**WRITTEN INSTRUCTION**
Write out the entire listing below exactly as it appears, minus any pictures.
───── SUPPLIED MATERIAL ─────
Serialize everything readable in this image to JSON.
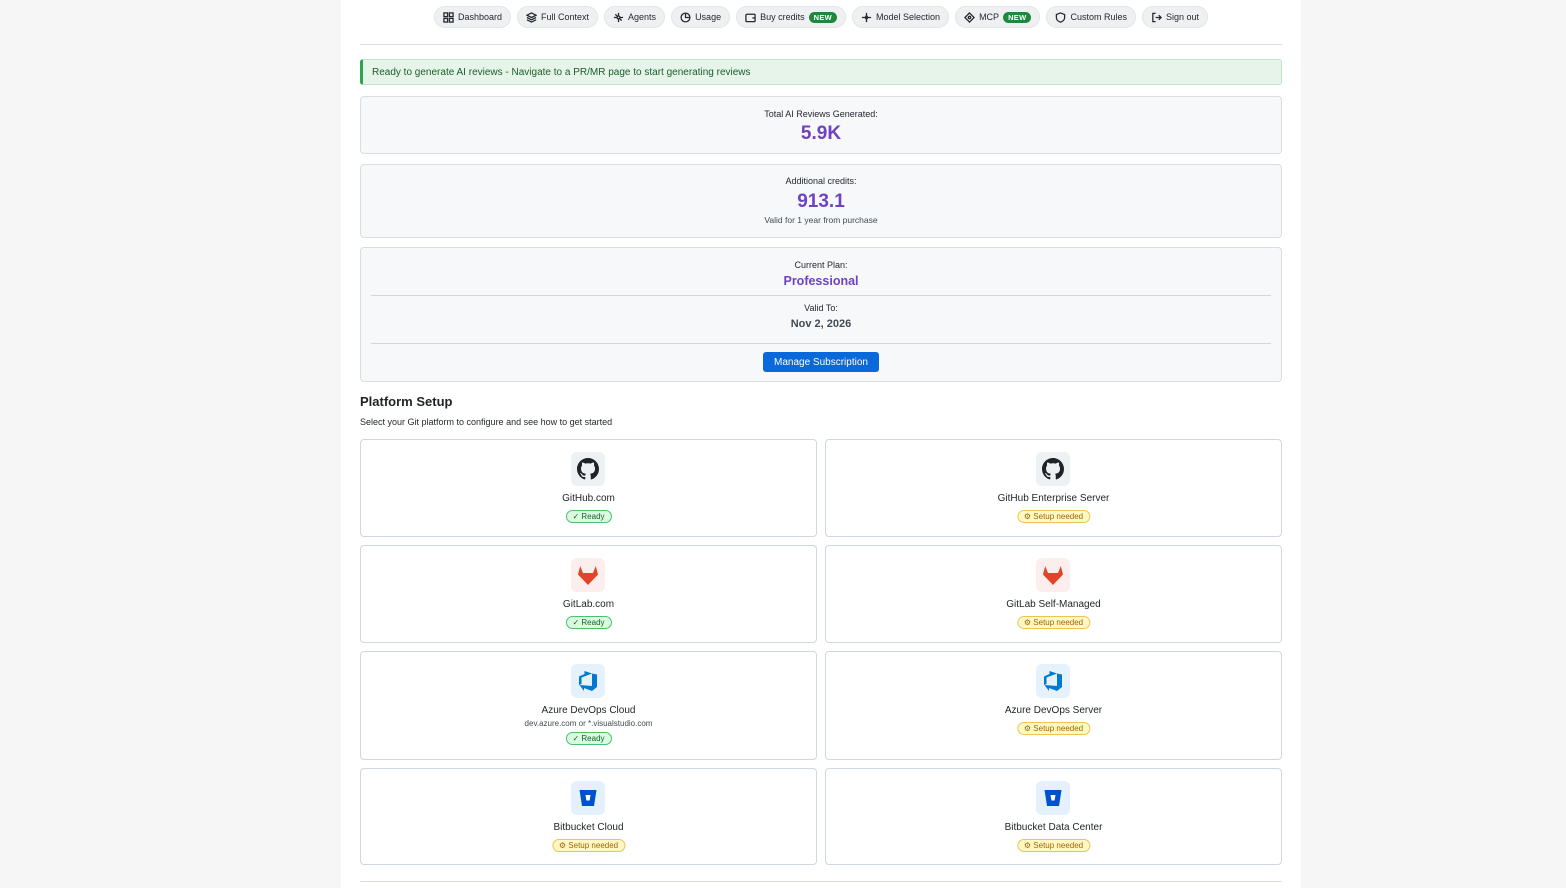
{
  "nav": {
    "items": [
      {
        "label": "Dashboard",
        "icon": "grid-icon"
      },
      {
        "label": "Full Context",
        "icon": "layers-icon"
      },
      {
        "label": "Agents",
        "icon": "agents-icon"
      },
      {
        "label": "Usage",
        "icon": "pie-chart-icon"
      },
      {
        "label": "Buy credits",
        "icon": "wallet-icon",
        "badge": "NEW"
      },
      {
        "label": "Model Selection",
        "icon": "sparkle-icon"
      },
      {
        "label": "MCP",
        "icon": "connector-icon",
        "badge": "NEW"
      },
      {
        "label": "Custom Rules",
        "icon": "shield-icon"
      },
      {
        "label": "Sign out",
        "icon": "sign-out-icon"
      }
    ]
  },
  "alert": {
    "text": "Ready to generate AI reviews - Navigate to a PR/MR page to start generating reviews"
  },
  "stats": {
    "reviews_label": "Total AI Reviews Generated:",
    "reviews_value": "5.9K",
    "credits_label": "Additional credits:",
    "credits_value": "913.1",
    "credits_note": "Valid for 1 year from purchase"
  },
  "plan": {
    "label": "Current Plan:",
    "name": "Professional",
    "valid_label": "Valid To:",
    "valid_date": "Nov 2, 2026",
    "manage_label": "Manage Subscription"
  },
  "platform": {
    "title": "Platform Setup",
    "subtitle": "Select your Git platform to configure and see how to get started",
    "items": [
      {
        "name": "GitHub.com",
        "desc": "",
        "status": "✓ Ready",
        "state": "ready",
        "icon": "github-icon"
      },
      {
        "name": "GitHub Enterprise Server",
        "desc": "",
        "status": "⚙ Setup needed",
        "state": "setup",
        "icon": "github-icon"
      },
      {
        "name": "GitLab.com",
        "desc": "",
        "status": "✓ Ready",
        "state": "ready",
        "icon": "gitlab-icon"
      },
      {
        "name": "GitLab Self-Managed",
        "desc": "",
        "status": "⚙ Setup needed",
        "state": "setup",
        "icon": "gitlab-icon"
      },
      {
        "name": "Azure DevOps Cloud",
        "desc": "dev.azure.com or *.visualstudio.com",
        "status": "✓ Ready",
        "state": "ready",
        "icon": "azure-devops-icon"
      },
      {
        "name": "Azure DevOps Server",
        "desc": "",
        "status": "⚙ Setup needed",
        "state": "setup",
        "icon": "azure-devops-icon"
      },
      {
        "name": "Bitbucket Cloud",
        "desc": "",
        "status": "⚙ Setup needed",
        "state": "setup",
        "icon": "bitbucket-icon"
      },
      {
        "name": "Bitbucket Data Center",
        "desc": "",
        "status": "⚙ Setup needed",
        "state": "setup",
        "icon": "bitbucket-icon"
      }
    ]
  },
  "colors": {
    "accent": "#6f42c1",
    "primary": "#0969da",
    "ready": "#1f883d",
    "setup": "#bf8700"
  }
}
─────
**THE SOLUTION**
Serialize everything readable in this image to JSON.
{
  "nav": {
    "items": [
      {
        "label": "Dashboard",
        "icon": "grid-icon"
      },
      {
        "label": "Full Context",
        "icon": "layers-icon"
      },
      {
        "label": "Agents",
        "icon": "agents-icon"
      },
      {
        "label": "Usage",
        "icon": "pie-chart-icon"
      },
      {
        "label": "Buy credits",
        "icon": "wallet-icon",
        "badge": "NEW"
      },
      {
        "label": "Model Selection",
        "icon": "sparkle-icon"
      },
      {
        "label": "MCP",
        "icon": "connector-icon",
        "badge": "NEW"
      },
      {
        "label": "Custom Rules",
        "icon": "shield-icon"
      },
      {
        "label": "Sign out",
        "icon": "sign-out-icon"
      }
    ]
  },
  "alert": {
    "text": "Ready to generate AI reviews - Navigate to a PR/MR page to start generating reviews"
  },
  "stats": {
    "reviews_label": "Total AI Reviews Generated:",
    "reviews_value": "5.9K",
    "credits_label": "Additional credits:",
    "credits_value": "913.1",
    "credits_note": "Valid for 1 year from purchase"
  },
  "plan": {
    "label": "Current Plan:",
    "name": "Professional",
    "valid_label": "Valid To:",
    "valid_date": "Nov 2, 2026",
    "manage_label": "Manage Subscription"
  },
  "platform": {
    "title": "Platform Setup",
    "subtitle": "Select your Git platform to configure and see how to get started",
    "items": [
      {
        "name": "GitHub.com",
        "desc": "",
        "status": "✓ Ready",
        "state": "ready",
        "icon": "github-icon"
      },
      {
        "name": "GitHub Enterprise Server",
        "desc": "",
        "status": "⚙ Setup needed",
        "state": "setup",
        "icon": "github-icon"
      },
      {
        "name": "GitLab.com",
        "desc": "",
        "status": "✓ Ready",
        "state": "ready",
        "icon": "gitlab-icon"
      },
      {
        "name": "GitLab Self-Managed",
        "desc": "",
        "status": "⚙ Setup needed",
        "state": "setup",
        "icon": "gitlab-icon"
      },
      {
        "name": "Azure DevOps Cloud",
        "desc": "dev.azure.com or *.visualstudio.com",
        "status": "✓ Ready",
        "state": "ready",
        "icon": "azure-devops-icon"
      },
      {
        "name": "Azure DevOps Server",
        "desc": "",
        "status": "⚙ Setup needed",
        "state": "setup",
        "icon": "azure-devops-icon"
      },
      {
        "name": "Bitbucket Cloud",
        "desc": "",
        "status": "⚙ Setup needed",
        "state": "setup",
        "icon": "bitbucket-icon"
      },
      {
        "name": "Bitbucket Data Center",
        "desc": "",
        "status": "⚙ Setup needed",
        "state": "setup",
        "icon": "bitbucket-icon"
      }
    ]
  },
  "colors": {
    "accent": "#6f42c1",
    "primary": "#0969da",
    "ready": "#1f883d",
    "setup": "#bf8700"
  }
}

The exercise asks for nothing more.